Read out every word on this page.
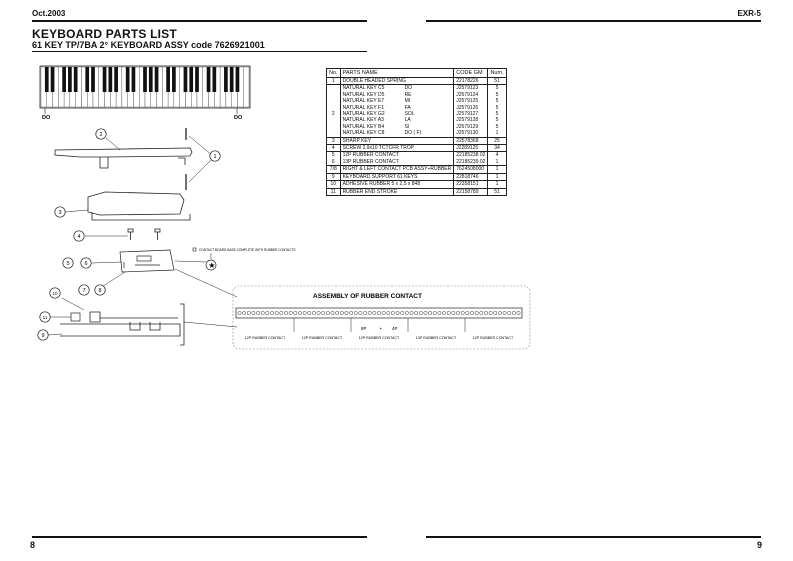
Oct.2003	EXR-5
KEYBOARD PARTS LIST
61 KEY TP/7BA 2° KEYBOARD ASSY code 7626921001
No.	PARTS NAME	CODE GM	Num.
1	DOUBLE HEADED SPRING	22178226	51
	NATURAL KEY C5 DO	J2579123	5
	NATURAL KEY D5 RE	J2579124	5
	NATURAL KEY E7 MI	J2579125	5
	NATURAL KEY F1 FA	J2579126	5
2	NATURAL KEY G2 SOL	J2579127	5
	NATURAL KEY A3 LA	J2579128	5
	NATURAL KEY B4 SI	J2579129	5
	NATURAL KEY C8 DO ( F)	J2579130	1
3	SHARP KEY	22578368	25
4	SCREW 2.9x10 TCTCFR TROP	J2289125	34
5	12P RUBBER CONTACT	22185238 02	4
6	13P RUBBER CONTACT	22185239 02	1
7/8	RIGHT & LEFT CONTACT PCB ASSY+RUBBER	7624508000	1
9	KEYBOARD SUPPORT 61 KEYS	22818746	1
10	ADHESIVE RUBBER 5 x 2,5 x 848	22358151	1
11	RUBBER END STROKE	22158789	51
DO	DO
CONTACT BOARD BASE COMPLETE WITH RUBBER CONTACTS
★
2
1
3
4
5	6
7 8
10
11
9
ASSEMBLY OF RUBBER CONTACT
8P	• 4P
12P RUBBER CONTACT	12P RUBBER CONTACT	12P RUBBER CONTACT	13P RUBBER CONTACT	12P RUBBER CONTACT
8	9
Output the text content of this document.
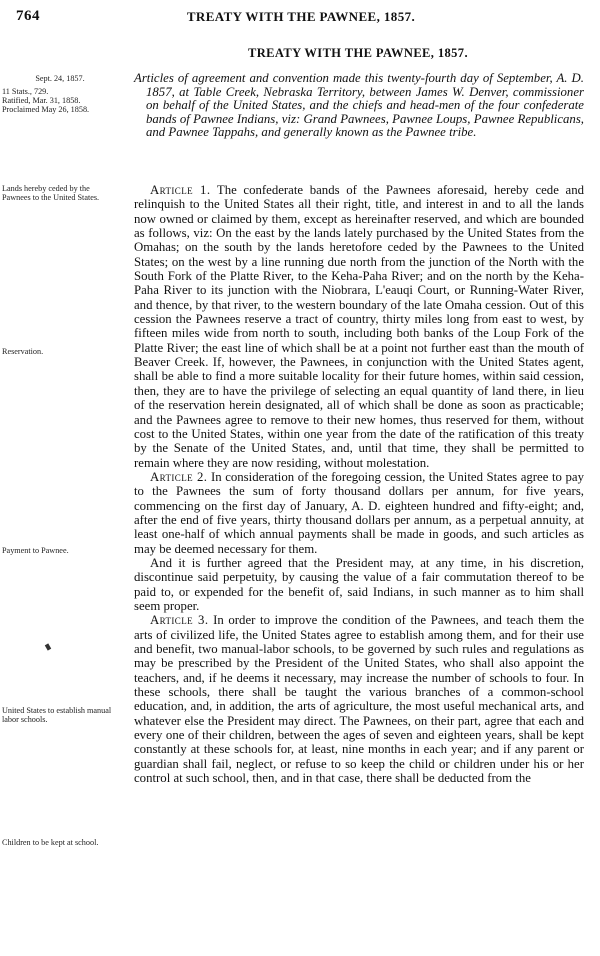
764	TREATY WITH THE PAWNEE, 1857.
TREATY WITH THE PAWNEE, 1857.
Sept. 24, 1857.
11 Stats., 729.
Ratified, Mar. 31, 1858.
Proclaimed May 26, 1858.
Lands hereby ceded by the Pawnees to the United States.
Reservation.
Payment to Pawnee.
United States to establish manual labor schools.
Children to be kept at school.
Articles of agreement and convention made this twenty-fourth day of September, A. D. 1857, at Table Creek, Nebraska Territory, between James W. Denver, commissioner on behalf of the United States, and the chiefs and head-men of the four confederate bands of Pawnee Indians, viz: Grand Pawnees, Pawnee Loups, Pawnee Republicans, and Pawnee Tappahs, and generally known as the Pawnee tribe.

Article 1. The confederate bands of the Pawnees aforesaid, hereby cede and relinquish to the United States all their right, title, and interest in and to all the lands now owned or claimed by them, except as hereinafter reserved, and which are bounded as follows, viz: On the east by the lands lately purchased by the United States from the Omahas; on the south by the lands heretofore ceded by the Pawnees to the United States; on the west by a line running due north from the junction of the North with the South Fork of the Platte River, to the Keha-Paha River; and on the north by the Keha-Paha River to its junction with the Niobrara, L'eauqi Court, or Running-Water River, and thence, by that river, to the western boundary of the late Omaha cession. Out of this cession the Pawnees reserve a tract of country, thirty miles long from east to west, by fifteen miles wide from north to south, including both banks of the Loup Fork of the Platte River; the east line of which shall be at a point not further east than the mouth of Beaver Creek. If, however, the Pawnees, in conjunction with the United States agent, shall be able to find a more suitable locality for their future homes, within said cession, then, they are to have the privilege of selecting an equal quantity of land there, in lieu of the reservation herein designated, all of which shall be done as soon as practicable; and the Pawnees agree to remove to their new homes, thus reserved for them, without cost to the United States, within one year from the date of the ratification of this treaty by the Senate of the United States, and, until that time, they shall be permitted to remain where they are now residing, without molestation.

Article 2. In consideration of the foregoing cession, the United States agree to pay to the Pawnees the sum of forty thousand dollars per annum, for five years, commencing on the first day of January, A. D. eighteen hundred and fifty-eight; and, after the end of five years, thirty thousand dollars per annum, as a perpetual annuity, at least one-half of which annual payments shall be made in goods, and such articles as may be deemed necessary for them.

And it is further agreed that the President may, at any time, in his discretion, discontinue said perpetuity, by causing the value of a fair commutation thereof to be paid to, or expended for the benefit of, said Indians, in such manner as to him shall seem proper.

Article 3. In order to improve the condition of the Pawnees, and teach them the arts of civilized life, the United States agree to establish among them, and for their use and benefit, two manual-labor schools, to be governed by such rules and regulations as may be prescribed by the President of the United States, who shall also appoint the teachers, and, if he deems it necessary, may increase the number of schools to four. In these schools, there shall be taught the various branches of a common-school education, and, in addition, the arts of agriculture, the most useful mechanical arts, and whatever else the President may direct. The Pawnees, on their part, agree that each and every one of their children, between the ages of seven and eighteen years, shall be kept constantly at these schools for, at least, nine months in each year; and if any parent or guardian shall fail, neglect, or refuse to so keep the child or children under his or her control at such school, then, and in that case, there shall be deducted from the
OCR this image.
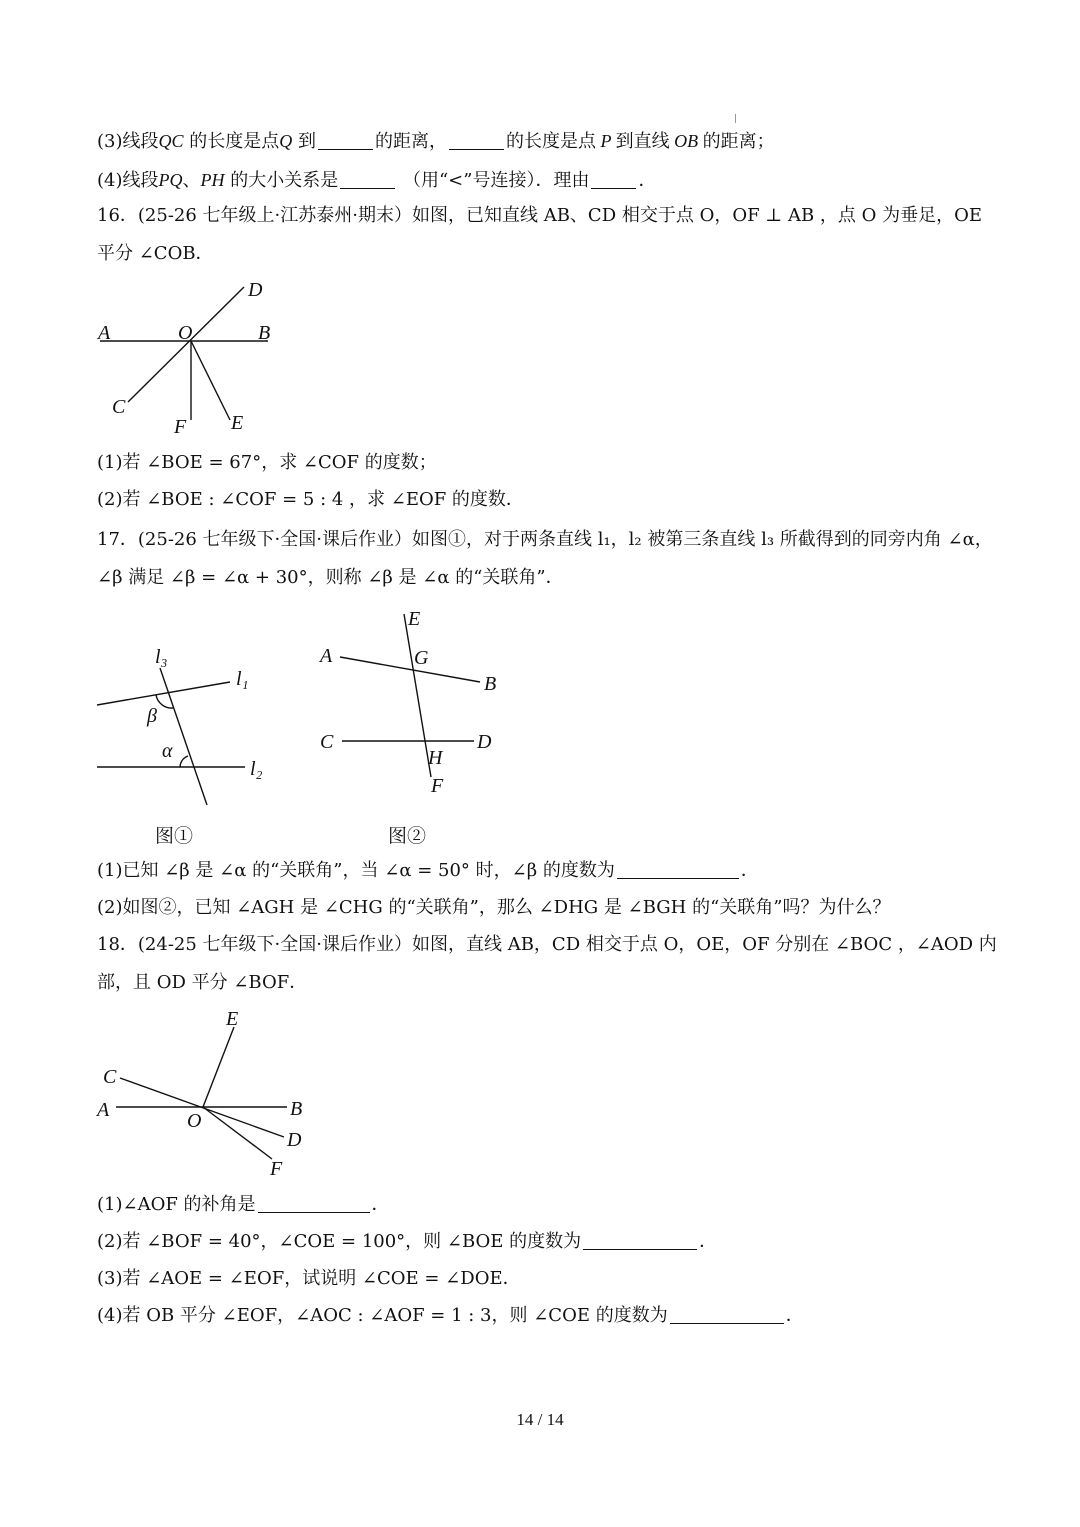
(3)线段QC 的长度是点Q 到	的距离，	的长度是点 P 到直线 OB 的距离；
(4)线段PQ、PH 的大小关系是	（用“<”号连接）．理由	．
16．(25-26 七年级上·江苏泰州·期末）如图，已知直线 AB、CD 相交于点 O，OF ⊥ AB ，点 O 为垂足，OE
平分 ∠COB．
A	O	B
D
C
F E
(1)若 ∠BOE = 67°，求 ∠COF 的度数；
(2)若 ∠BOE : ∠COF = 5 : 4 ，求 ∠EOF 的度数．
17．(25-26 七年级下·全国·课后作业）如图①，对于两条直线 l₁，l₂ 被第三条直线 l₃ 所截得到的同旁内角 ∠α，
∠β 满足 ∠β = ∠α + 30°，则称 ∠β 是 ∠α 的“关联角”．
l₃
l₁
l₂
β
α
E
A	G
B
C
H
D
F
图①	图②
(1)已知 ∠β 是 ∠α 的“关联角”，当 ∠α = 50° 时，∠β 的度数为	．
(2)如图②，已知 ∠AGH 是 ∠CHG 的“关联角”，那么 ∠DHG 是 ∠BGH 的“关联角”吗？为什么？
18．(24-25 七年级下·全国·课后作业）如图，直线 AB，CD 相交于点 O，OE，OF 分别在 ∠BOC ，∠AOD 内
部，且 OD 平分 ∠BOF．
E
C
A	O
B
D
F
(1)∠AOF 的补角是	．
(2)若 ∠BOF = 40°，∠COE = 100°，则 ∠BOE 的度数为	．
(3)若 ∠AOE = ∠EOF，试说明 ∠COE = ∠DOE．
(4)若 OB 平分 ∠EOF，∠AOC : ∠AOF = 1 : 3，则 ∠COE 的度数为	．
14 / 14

▶ Written instruction: Leave out all images, then reproduce the entries above exactly.

▶ Reply:
Read out every word on this page.
Oct.2003	EXR-5
KEYBOARD PARTS LIST
61 KEY TP/7BA 2° KEYBOARD ASSY code 7626921001
No.	PARTS NAME	CODE GM	Num.
1	DOUBLE HEADED SPRING	22178226	51
	NATURAL KEY C5 DO	J2579123	5
	NATURAL KEY D5 RE	J2579124	5
	NATURAL KEY E7 MI	J2579125	5
	NATURAL KEY F1 FA	J2579126	5
2	NATURAL KEY G2 SOL	J2579127	5
	NATURAL KEY A3 LA	J2579128	5
	NATURAL KEY B4 SI	J2579129	5
	NATURAL KEY C8 DO ( F)	J2579130	1
3	SHARP KEY	22578368	25
4	SCREW 2.9x10 TCTCFR TROP	J2289125	34
5	12P RUBBER CONTACT	22185238 02	4
6	13P RUBBER CONTACT	22185239 02	1
7/8	RIGHT & LEFT CONTACT PCB ASSY+RUBBER	7624508000	1
9	KEYBOARD SUPPORT 61 KEYS	22818746	1
10	ADHESIVE RUBBER 5 x 2,5 x 848	22358151	1
11	RUBBER END STROKE	22158789	51
DO	DO
CONTACT BOARD BASE COMPLETE WITH RUBBER CONTACTS
★
2
1
3
4
5	6
7 8
10
11
9
ASSEMBLY OF RUBBER CONTACT
8P	• 4P
12P RUBBER CONTACT	12P RUBBER CONTACT	12P RUBBER CONTACT	13P RUBBER CONTACT	12P RUBBER CONTACT
8	9
Output the text content of this document.
764	TREATY WITH THE PAWNEE, 1857.
TREATY WITH THE PAWNEE, 1857.
Sept. 24, 1857.
11 Stats., 729.
Ratified, Mar. 31, 1858.
Proclaimed May 26, 1858.
Lands hereby ceded by the Pawnees to the United States.
Reservation.
Payment to Pawnee.
United States to establish manual labor schools.
Children to be kept at school.
Articles of agreement and convention made this twenty-fourth day of September, A. D. 1857, at Table Creek, Nebraska Territory, between James W. Denver, commissioner on behalf of the United States, and the chiefs and head-men of the four confederate bands of Pawnee Indians, viz: Grand Pawnees, Pawnee Loups, Pawnee Republicans, and Pawnee Tappahs, and generally known as the Pawnee tribe.

Article 1. The confederate bands of the Pawnees aforesaid, hereby cede and relinquish to the United States all their right, title, and interest in and to all the lands now owned or claimed by them, except as hereinafter reserved, and which are bounded as follows, viz: On the east by the lands lately purchased by the United States from the Omahas; on the south by the lands heretofore ceded by the Pawnees to the United States; on the west by a line running due north from the junction of the North with the South Fork of the Platte River, to the Keha-Paha River; and on the north by the Keha-Paha River to its junction with the Niobrara, L'eauqi Court, or Running-Water River, and thence, by that river, to the western boundary of the late Omaha cession. Out of this cession the Pawnees reserve a tract of country, thirty miles long from east to west, by fifteen miles wide from north to south, including both banks of the Loup Fork of the Platte River; the east line of which shall be at a point not further east than the mouth of Beaver Creek. If, however, the Pawnees, in conjunction with the United States agent, shall be able to find a more suitable locality for their future homes, within said cession, then, they are to have the privilege of selecting an equal quantity of land there, in lieu of the reservation herein designated, all of which shall be done as soon as practicable; and the Pawnees agree to remove to their new homes, thus reserved for them, without cost to the United States, within one year from the date of the ratification of this treaty by the Senate of the United States, and, until that time, they shall be permitted to remain where they are now residing, without molestation.

Article 2. In consideration of the foregoing cession, the United States agree to pay to the Pawnees the sum of forty thousand dollars per annum, for five years, commencing on the first day of January, A. D. eighteen hundred and fifty-eight; and, after the end of five years, thirty thousand dollars per annum, as a perpetual annuity, at least one-half of which annual payments shall be made in goods, and such articles as may be deemed necessary for them.

And it is further agreed that the President may, at any time, in his discretion, discontinue said perpetuity, by causing the value of a fair commutation thereof to be paid to, or expended for the benefit of, said Indians, in such manner as to him shall seem proper.

Article 3. In order to improve the condition of the Pawnees, and teach them the arts of civilized life, the United States agree to establish among them, and for their use and benefit, two manual-labor schools, to be governed by such rules and regulations as may be prescribed by the President of the United States, who shall also appoint the teachers, and, if he deems it necessary, may increase the number of schools to four. In these schools, there shall be taught the various branches of a common-school education, and, in addition, the arts of agriculture, the most useful mechanical arts, and whatever else the President may direct. The Pawnees, on their part, agree that each and every one of their children, between the ages of seven and eighteen years, shall be kept constantly at these schools for, at least, nine months in each year; and if any parent or guardian shall fail, neglect, or refuse to so keep the child or children under his or her control at such school, then, and in that case, there shall be deducted from the
OCR this image.
(3)线段QC 的长度是点Q 到	的距离，	的长度是点 P 到直线 OB 的距离；
(4)线段PQ、PH 的大小关系是	（用“<”号连接）．理由	．
16．(25-26 七年级上·江苏泰州·期末）如图，已知直线 AB、CD 相交于点 O，OF ⊥ AB ，点 O 为垂足，OE
平分 ∠COB．
A	O	B
D
C
F E
(1)若 ∠BOE = 67°，求 ∠COF 的度数；
(2)若 ∠BOE : ∠COF = 5 : 4 ，求 ∠EOF 的度数．
17．(25-26 七年级下·全国·课后作业）如图①，对于两条直线 l₁，l₂ 被第三条直线 l₃ 所截得到的同旁内角 ∠α，
∠β 满足 ∠β = ∠α + 30°，则称 ∠β 是 ∠α 的“关联角”．
l₃
l₁
l₂
β
α
E
A	G
B
C
H
D
F
图①	图②
(1)已知 ∠β 是 ∠α 的“关联角”，当 ∠α = 50° 时，∠β 的度数为	．
(2)如图②，已知 ∠AGH 是 ∠CHG 的“关联角”，那么 ∠DHG 是 ∠BGH 的“关联角”吗？为什么？
18．(24-25 七年级下·全国·课后作业）如图，直线 AB，CD 相交于点 O，OE，OF 分别在 ∠BOC ，∠AOD 内
部，且 OD 平分 ∠BOF．
E
C
A	O
B
D
F
(1)∠AOF 的补角是	．
(2)若 ∠BOF = 40°，∠COE = 100°，则 ∠BOE 的度数为	．
(3)若 ∠AOE = ∠EOF，试说明 ∠COE = ∠DOE．
(4)若 OB 平分 ∠EOF，∠AOC : ∠AOF = 1 : 3，则 ∠COE 的度数为	．
14 / 14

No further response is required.